> **Extracted information**
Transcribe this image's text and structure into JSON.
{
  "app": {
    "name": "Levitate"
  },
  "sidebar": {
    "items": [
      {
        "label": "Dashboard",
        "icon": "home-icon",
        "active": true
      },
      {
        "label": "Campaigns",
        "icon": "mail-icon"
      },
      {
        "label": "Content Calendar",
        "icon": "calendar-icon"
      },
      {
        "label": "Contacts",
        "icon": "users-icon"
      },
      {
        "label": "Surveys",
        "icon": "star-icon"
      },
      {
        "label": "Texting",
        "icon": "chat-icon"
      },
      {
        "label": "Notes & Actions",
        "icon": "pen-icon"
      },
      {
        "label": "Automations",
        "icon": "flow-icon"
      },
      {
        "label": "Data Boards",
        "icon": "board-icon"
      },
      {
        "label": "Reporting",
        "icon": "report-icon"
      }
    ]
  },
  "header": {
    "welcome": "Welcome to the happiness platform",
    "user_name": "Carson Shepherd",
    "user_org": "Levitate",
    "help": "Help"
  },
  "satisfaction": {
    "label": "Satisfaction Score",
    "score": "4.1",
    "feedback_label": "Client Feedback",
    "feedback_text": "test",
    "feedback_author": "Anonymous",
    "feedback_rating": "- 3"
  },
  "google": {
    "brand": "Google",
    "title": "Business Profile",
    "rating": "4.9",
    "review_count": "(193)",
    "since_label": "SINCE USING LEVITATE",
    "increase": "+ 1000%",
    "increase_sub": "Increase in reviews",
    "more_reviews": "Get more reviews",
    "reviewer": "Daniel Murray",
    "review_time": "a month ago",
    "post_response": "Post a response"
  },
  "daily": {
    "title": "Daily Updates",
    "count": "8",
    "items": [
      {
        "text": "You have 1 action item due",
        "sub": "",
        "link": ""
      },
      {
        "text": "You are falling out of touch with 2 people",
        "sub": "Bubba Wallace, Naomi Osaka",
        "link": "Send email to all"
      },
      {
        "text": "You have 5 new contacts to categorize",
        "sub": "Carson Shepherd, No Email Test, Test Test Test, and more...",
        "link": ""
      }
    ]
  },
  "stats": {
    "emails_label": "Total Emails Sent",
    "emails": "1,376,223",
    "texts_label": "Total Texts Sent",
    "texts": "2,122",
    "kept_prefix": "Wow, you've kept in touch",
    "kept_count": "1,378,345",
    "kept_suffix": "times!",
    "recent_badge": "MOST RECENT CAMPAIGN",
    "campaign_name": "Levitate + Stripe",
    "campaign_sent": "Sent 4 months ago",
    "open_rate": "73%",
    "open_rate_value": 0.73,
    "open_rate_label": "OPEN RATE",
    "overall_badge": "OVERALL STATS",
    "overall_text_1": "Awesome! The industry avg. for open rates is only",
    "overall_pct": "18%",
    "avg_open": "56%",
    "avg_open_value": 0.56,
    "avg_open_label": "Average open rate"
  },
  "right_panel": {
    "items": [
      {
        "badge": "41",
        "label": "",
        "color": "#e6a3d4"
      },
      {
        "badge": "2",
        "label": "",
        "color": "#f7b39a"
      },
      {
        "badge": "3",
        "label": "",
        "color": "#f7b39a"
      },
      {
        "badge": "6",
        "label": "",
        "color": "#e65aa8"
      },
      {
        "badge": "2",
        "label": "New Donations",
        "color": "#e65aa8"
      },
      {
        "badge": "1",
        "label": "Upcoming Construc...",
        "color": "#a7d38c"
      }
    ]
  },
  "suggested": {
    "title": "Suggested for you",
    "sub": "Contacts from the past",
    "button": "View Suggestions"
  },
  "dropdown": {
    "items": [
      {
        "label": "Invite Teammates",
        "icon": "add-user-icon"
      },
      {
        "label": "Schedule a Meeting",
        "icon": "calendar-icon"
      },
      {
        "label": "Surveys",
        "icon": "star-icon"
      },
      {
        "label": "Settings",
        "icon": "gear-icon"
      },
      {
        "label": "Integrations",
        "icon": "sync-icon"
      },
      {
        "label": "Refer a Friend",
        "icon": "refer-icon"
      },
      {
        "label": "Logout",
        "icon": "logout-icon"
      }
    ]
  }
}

> **Exercise task**
Write out the records above again, keeping each one identical to the original.

> **Expected answer**
Transcribe this image's text and structure into JSON.
{
  "app": {
    "name": "Levitate"
  },
  "sidebar": {
    "items": [
      {
        "label": "Dashboard",
        "icon": "home-icon",
        "active": true
      },
      {
        "label": "Campaigns",
        "icon": "mail-icon"
      },
      {
        "label": "Content Calendar",
        "icon": "calendar-icon"
      },
      {
        "label": "Contacts",
        "icon": "users-icon"
      },
      {
        "label": "Surveys",
        "icon": "star-icon"
      },
      {
        "label": "Texting",
        "icon": "chat-icon"
      },
      {
        "label": "Notes & Actions",
        "icon": "pen-icon"
      },
      {
        "label": "Automations",
        "icon": "flow-icon"
      },
      {
        "label": "Data Boards",
        "icon": "board-icon"
      },
      {
        "label": "Reporting",
        "icon": "report-icon"
      }
    ]
  },
  "header": {
    "welcome": "Welcome to the happiness platform",
    "user_name": "Carson Shepherd",
    "user_org": "Levitate",
    "help": "Help"
  },
  "satisfaction": {
    "label": "Satisfaction Score",
    "score": "4.1",
    "feedback_label": "Client Feedback",
    "feedback_text": "test",
    "feedback_author": "Anonymous",
    "feedback_rating": "- 3"
  },
  "google": {
    "brand": "Google",
    "title": "Business Profile",
    "rating": "4.9",
    "review_count": "(193)",
    "since_label": "SINCE USING LEVITATE",
    "increase": "+ 1000%",
    "increase_sub": "Increase in reviews",
    "more_reviews": "Get more reviews",
    "reviewer": "Daniel Murray",
    "review_time": "a month ago",
    "post_response": "Post a response"
  },
  "daily": {
    "title": "Daily Updates",
    "count": "8",
    "items": [
      {
        "text": "You have 1 action item due",
        "sub": "",
        "link": ""
      },
      {
        "text": "You are falling out of touch with 2 people",
        "sub": "Bubba Wallace, Naomi Osaka",
        "link": "Send email to all"
      },
      {
        "text": "You have 5 new contacts to categorize",
        "sub": "Carson Shepherd, No Email Test, Test Test Test, and more...",
        "link": ""
      }
    ]
  },
  "stats": {
    "emails_label": "Total Emails Sent",
    "emails": "1,376,223",
    "texts_label": "Total Texts Sent",
    "texts": "2,122",
    "kept_prefix": "Wow, you've kept in touch",
    "kept_count": "1,378,345",
    "kept_suffix": "times!",
    "recent_badge": "MOST RECENT CAMPAIGN",
    "campaign_name": "Levitate + Stripe",
    "campaign_sent": "Sent 4 months ago",
    "open_rate": "73%",
    "open_rate_value": 0.73,
    "open_rate_label": "OPEN RATE",
    "overall_badge": "OVERALL STATS",
    "overall_text_1": "Awesome! The industry avg. for open rates is only",
    "overall_pct": "18%",
    "avg_open": "56%",
    "avg_open_value": 0.56,
    "avg_open_label": "Average open rate"
  },
  "right_panel": {
    "items": [
      {
        "badge": "41",
        "label": "",
        "color": "#e6a3d4"
      },
      {
        "badge": "2",
        "label": "",
        "color": "#f7b39a"
      },
      {
        "badge": "3",
        "label": "",
        "color": "#f7b39a"
      },
      {
        "badge": "6",
        "label": "",
        "color": "#e65aa8"
      },
      {
        "badge": "2",
        "label": "New Donations",
        "color": "#e65aa8"
      },
      {
        "badge": "1",
        "label": "Upcoming Construc...",
        "color": "#a7d38c"
      }
    ]
  },
  "suggested": {
    "title": "Suggested for you",
    "sub": "Contacts from the past",
    "button": "View Suggestions"
  },
  "dropdown": {
    "items": [
      {
        "label": "Invite Teammates",
        "icon": "add-user-icon"
      },
      {
        "label": "Schedule a Meeting",
        "icon": "calendar-icon"
      },
      {
        "label": "Surveys",
        "icon": "star-icon"
      },
      {
        "label": "Settings",
        "icon": "gear-icon"
      },
      {
        "label": "Integrations",
        "icon": "sync-icon"
      },
      {
        "label": "Refer a Friend",
        "icon": "refer-icon"
      },
      {
        "label": "Logout",
        "icon": "logout-icon"
      }
    ]
  }
}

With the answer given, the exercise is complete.